*Your task:*
Reproduce the lines below word for word, beginning at the line that contains "text-line: etwa einige" and stopping after the line that contains "text-line: Hand zu".

(Element-and-box listings)
_____
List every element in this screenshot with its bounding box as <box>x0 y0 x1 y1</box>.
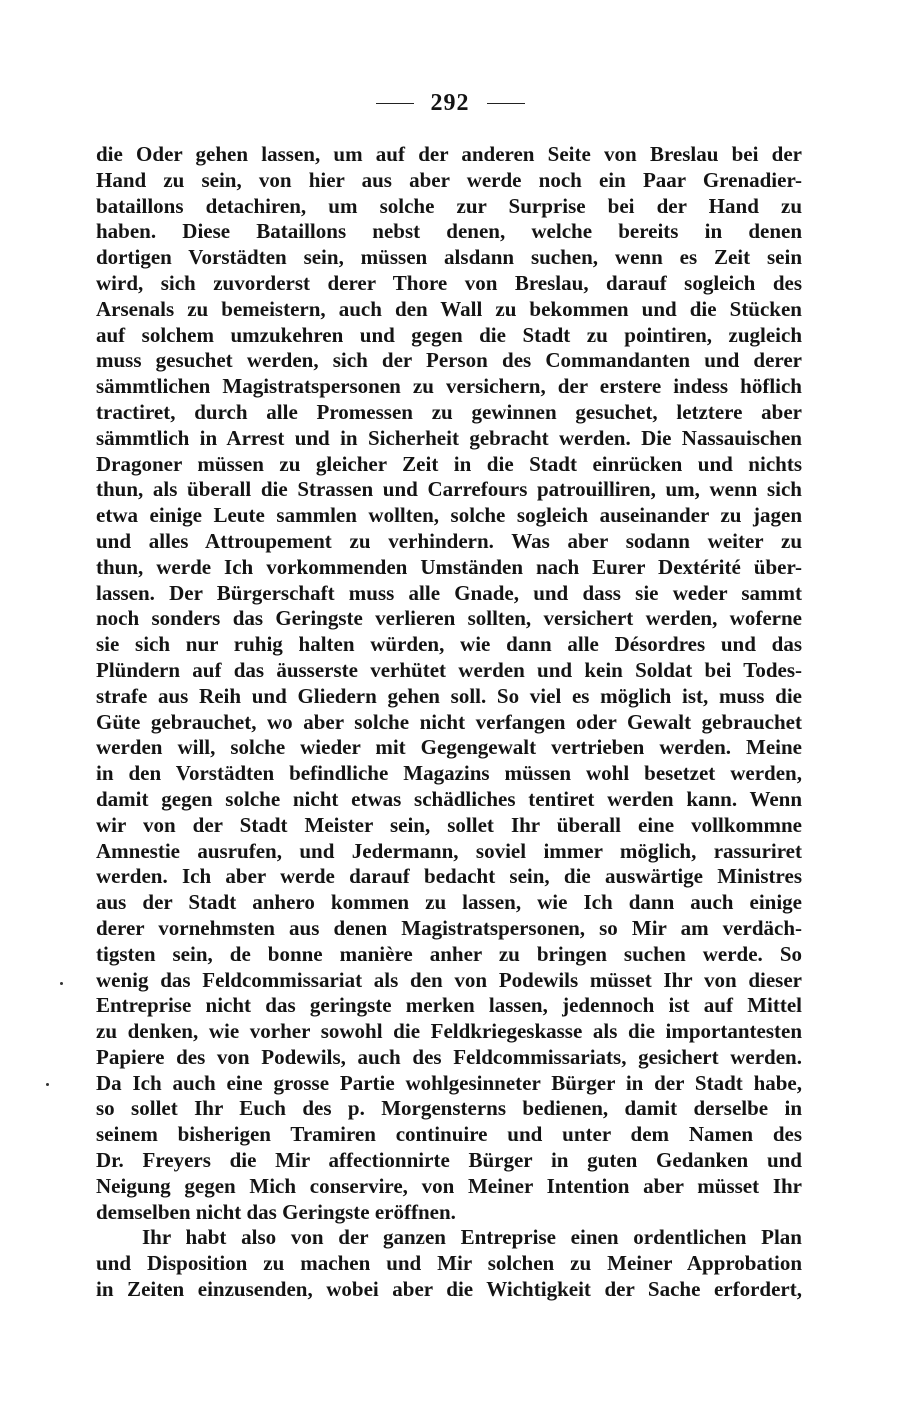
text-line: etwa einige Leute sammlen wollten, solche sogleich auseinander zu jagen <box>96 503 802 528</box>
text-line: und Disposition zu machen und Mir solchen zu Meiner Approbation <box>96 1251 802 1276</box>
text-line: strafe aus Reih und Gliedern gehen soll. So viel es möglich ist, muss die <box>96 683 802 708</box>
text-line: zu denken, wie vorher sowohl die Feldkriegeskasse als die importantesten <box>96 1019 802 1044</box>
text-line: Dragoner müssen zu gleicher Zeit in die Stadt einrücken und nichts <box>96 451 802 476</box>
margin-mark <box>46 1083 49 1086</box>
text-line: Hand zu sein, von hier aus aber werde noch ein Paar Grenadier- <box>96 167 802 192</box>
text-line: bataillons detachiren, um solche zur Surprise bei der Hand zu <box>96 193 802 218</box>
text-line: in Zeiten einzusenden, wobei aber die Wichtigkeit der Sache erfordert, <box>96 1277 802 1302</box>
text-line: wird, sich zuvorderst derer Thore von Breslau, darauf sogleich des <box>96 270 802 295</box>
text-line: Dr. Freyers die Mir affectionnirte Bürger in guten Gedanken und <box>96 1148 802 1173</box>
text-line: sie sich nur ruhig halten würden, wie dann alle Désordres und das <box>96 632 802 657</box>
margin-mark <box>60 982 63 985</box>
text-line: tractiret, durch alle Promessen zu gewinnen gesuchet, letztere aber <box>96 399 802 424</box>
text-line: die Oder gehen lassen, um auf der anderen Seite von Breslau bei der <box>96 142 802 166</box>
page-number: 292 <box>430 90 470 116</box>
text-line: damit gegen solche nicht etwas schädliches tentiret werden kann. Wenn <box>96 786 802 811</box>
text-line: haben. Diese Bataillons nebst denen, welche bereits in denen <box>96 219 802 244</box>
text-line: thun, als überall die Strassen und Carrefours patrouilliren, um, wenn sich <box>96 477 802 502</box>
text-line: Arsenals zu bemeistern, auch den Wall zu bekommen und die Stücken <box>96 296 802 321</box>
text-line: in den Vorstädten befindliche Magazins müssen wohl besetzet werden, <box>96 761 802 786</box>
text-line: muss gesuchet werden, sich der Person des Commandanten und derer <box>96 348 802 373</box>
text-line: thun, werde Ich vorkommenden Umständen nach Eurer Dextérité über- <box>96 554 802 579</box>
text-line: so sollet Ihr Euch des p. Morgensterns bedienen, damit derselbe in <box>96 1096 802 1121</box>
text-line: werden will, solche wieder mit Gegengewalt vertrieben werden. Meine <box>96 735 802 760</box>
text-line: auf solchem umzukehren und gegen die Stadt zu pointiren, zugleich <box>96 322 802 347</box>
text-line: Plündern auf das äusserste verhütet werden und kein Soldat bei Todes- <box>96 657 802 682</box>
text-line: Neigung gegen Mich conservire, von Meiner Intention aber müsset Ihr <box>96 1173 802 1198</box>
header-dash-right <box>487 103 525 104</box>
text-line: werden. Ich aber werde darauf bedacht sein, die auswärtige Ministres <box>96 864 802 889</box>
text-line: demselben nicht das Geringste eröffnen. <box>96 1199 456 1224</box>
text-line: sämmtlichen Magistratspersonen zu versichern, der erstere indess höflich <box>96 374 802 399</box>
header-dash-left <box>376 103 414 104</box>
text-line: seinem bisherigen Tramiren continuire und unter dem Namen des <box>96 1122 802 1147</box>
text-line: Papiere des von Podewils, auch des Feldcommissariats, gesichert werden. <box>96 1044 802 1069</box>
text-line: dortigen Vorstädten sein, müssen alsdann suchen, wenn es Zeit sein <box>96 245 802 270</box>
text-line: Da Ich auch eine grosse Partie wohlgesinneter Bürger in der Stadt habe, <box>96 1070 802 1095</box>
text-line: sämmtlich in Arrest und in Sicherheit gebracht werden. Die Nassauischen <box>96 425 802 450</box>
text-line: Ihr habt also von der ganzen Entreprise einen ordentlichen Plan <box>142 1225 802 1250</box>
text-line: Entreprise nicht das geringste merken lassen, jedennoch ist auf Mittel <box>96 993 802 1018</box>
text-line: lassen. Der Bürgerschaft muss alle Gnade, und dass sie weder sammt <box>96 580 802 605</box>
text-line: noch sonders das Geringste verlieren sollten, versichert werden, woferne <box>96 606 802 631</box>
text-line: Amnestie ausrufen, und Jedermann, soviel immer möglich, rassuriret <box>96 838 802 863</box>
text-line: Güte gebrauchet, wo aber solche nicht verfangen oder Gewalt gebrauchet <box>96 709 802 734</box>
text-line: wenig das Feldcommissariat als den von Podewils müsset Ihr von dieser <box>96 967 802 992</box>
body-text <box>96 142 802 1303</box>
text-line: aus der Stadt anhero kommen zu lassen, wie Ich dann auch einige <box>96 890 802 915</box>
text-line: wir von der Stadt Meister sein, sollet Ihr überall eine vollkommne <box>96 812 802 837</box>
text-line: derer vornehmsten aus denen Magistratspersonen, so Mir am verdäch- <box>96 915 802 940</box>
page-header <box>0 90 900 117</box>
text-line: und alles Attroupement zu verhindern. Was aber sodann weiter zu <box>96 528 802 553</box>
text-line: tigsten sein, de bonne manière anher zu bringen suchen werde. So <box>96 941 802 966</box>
_____
*Answer for this exercise:*
text-line: etwa einige Leute sammlen wollten, solche sogleich auseinander zu jagen <box>96 503 802 528</box>
text-line: und Disposition zu machen und Mir solchen zu Meiner Approbation <box>96 1251 802 1276</box>
text-line: strafe aus Reih und Gliedern gehen soll. So viel es möglich ist, muss die <box>96 683 802 708</box>
text-line: zu denken, wie vorher sowohl die Feldkriegeskasse als die importantesten <box>96 1019 802 1044</box>
text-line: Dragoner müssen zu gleicher Zeit in die Stadt einrücken und nichts <box>96 451 802 476</box>
margin-mark <box>46 1083 49 1086</box>
text-line: Hand zu sein, von hier aus aber werde noch ein Paar Grenadier- <box>96 167 802 192</box>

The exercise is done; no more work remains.